Copy each line exactly. Leave nothing out.

▬▬▬▬▬▬

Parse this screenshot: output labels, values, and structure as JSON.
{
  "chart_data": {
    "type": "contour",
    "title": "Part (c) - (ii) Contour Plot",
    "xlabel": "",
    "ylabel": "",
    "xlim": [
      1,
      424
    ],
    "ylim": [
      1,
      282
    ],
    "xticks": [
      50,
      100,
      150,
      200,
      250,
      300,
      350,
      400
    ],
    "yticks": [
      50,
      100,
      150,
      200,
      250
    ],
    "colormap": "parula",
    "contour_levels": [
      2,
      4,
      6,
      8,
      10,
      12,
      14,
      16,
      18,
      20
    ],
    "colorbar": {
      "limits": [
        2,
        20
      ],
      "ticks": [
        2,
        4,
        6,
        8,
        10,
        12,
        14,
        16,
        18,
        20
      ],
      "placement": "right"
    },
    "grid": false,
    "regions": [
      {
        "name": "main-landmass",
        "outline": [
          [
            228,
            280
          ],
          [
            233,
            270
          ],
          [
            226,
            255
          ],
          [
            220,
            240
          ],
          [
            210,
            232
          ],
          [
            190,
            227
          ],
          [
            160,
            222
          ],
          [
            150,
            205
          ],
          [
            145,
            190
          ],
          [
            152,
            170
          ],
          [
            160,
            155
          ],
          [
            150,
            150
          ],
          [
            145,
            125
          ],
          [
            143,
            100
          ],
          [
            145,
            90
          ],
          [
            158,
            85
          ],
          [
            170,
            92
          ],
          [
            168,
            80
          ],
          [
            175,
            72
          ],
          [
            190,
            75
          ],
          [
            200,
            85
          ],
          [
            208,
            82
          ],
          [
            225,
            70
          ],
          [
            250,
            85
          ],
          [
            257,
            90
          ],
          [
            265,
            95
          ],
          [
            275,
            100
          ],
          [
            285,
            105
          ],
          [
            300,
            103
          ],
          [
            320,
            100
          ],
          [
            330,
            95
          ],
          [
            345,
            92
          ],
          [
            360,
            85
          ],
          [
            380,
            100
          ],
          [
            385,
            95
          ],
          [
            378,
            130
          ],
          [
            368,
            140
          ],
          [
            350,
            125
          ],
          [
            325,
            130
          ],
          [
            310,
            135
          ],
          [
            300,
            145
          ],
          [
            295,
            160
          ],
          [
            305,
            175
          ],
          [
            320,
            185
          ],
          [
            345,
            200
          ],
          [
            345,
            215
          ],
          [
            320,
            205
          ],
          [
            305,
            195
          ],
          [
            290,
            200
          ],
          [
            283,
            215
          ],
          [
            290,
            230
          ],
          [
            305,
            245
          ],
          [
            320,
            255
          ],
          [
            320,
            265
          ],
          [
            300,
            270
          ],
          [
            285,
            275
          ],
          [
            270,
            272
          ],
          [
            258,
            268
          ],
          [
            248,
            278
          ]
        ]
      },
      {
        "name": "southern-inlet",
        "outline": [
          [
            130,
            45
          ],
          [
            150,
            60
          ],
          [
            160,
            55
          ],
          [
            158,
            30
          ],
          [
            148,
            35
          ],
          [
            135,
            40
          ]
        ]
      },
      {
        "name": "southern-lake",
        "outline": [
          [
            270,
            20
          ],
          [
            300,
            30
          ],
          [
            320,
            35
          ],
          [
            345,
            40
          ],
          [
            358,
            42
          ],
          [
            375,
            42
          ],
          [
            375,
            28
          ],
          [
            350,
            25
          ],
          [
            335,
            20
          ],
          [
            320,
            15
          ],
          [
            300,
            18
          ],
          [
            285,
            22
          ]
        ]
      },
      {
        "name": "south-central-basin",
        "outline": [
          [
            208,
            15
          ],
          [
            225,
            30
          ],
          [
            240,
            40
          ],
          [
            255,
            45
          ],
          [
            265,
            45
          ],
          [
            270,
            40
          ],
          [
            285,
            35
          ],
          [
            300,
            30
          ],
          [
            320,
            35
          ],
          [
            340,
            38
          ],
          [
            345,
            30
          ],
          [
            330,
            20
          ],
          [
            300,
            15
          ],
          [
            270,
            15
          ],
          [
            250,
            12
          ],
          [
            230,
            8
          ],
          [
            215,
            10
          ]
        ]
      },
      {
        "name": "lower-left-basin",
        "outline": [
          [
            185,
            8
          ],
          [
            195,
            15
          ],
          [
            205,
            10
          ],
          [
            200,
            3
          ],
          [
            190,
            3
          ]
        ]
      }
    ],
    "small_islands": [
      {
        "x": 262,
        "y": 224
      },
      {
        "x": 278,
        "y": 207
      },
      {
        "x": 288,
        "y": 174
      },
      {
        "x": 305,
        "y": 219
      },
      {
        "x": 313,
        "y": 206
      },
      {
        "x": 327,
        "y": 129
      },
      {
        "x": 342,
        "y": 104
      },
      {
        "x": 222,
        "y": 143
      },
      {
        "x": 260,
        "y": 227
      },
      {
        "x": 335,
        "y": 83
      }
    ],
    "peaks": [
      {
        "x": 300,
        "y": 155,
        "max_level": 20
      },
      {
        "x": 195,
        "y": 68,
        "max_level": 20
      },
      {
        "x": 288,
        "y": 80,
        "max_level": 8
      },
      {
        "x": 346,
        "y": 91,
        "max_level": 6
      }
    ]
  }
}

▬▬▬▬▬▬

• **Response below**
Parse this screenshot: output labels, values, and structure as JSON.
{
  "chart_data": {
    "type": "contour",
    "title": "Part (c) - (ii) Contour Plot",
    "xlabel": "",
    "ylabel": "",
    "xlim": [
      1,
      424
    ],
    "ylim": [
      1,
      282
    ],
    "xticks": [
      50,
      100,
      150,
      200,
      250,
      300,
      350,
      400
    ],
    "yticks": [
      50,
      100,
      150,
      200,
      250
    ],
    "colormap": "parula",
    "contour_levels": [
      2,
      4,
      6,
      8,
      10,
      12,
      14,
      16,
      18,
      20
    ],
    "colorbar": {
      "limits": [
        2,
        20
      ],
      "ticks": [
        2,
        4,
        6,
        8,
        10,
        12,
        14,
        16,
        18,
        20
      ],
      "placement": "right"
    },
    "grid": false,
    "regions": [
      {
        "name": "main-landmass",
        "outline": [
          [
            228,
            280
          ],
          [
            233,
            270
          ],
          [
            226,
            255
          ],
          [
            220,
            240
          ],
          [
            210,
            232
          ],
          [
            190,
            227
          ],
          [
            160,
            222
          ],
          [
            150,
            205
          ],
          [
            145,
            190
          ],
          [
            152,
            170
          ],
          [
            160,
            155
          ],
          [
            150,
            150
          ],
          [
            145,
            125
          ],
          [
            143,
            100
          ],
          [
            145,
            90
          ],
          [
            158,
            85
          ],
          [
            170,
            92
          ],
          [
            168,
            80
          ],
          [
            175,
            72
          ],
          [
            190,
            75
          ],
          [
            200,
            85
          ],
          [
            208,
            82
          ],
          [
            225,
            70
          ],
          [
            250,
            85
          ],
          [
            257,
            90
          ],
          [
            265,
            95
          ],
          [
            275,
            100
          ],
          [
            285,
            105
          ],
          [
            300,
            103
          ],
          [
            320,
            100
          ],
          [
            330,
            95
          ],
          [
            345,
            92
          ],
          [
            360,
            85
          ],
          [
            380,
            100
          ],
          [
            385,
            95
          ],
          [
            378,
            130
          ],
          [
            368,
            140
          ],
          [
            350,
            125
          ],
          [
            325,
            130
          ],
          [
            310,
            135
          ],
          [
            300,
            145
          ],
          [
            295,
            160
          ],
          [
            305,
            175
          ],
          [
            320,
            185
          ],
          [
            345,
            200
          ],
          [
            345,
            215
          ],
          [
            320,
            205
          ],
          [
            305,
            195
          ],
          [
            290,
            200
          ],
          [
            283,
            215
          ],
          [
            290,
            230
          ],
          [
            305,
            245
          ],
          [
            320,
            255
          ],
          [
            320,
            265
          ],
          [
            300,
            270
          ],
          [
            285,
            275
          ],
          [
            270,
            272
          ],
          [
            258,
            268
          ],
          [
            248,
            278
          ]
        ]
      },
      {
        "name": "southern-inlet",
        "outline": [
          [
            130,
            45
          ],
          [
            150,
            60
          ],
          [
            160,
            55
          ],
          [
            158,
            30
          ],
          [
            148,
            35
          ],
          [
            135,
            40
          ]
        ]
      },
      {
        "name": "southern-lake",
        "outline": [
          [
            270,
            20
          ],
          [
            300,
            30
          ],
          [
            320,
            35
          ],
          [
            345,
            40
          ],
          [
            358,
            42
          ],
          [
            375,
            42
          ],
          [
            375,
            28
          ],
          [
            350,
            25
          ],
          [
            335,
            20
          ],
          [
            320,
            15
          ],
          [
            300,
            18
          ],
          [
            285,
            22
          ]
        ]
      },
      {
        "name": "south-central-basin",
        "outline": [
          [
            208,
            15
          ],
          [
            225,
            30
          ],
          [
            240,
            40
          ],
          [
            255,
            45
          ],
          [
            265,
            45
          ],
          [
            270,
            40
          ],
          [
            285,
            35
          ],
          [
            300,
            30
          ],
          [
            320,
            35
          ],
          [
            340,
            38
          ],
          [
            345,
            30
          ],
          [
            330,
            20
          ],
          [
            300,
            15
          ],
          [
            270,
            15
          ],
          [
            250,
            12
          ],
          [
            230,
            8
          ],
          [
            215,
            10
          ]
        ]
      },
      {
        "name": "lower-left-basin",
        "outline": [
          [
            185,
            8
          ],
          [
            195,
            15
          ],
          [
            205,
            10
          ],
          [
            200,
            3
          ],
          [
            190,
            3
          ]
        ]
      }
    ],
    "small_islands": [
      {
        "x": 262,
        "y": 224
      },
      {
        "x": 278,
        "y": 207
      },
      {
        "x": 288,
        "y": 174
      },
      {
        "x": 305,
        "y": 219
      },
      {
        "x": 313,
        "y": 206
      },
      {
        "x": 327,
        "y": 129
      },
      {
        "x": 342,
        "y": 104
      },
      {
        "x": 222,
        "y": 143
      },
      {
        "x": 260,
        "y": 227
      },
      {
        "x": 335,
        "y": 83
      }
    ],
    "peaks": [
      {
        "x": 300,
        "y": 155,
        "max_level": 20
      },
      {
        "x": 195,
        "y": 68,
        "max_level": 20
      },
      {
        "x": 288,
        "y": 80,
        "max_level": 8
      },
      {
        "x": 346,
        "y": 91,
        "max_level": 6
      }
    ]
  }
}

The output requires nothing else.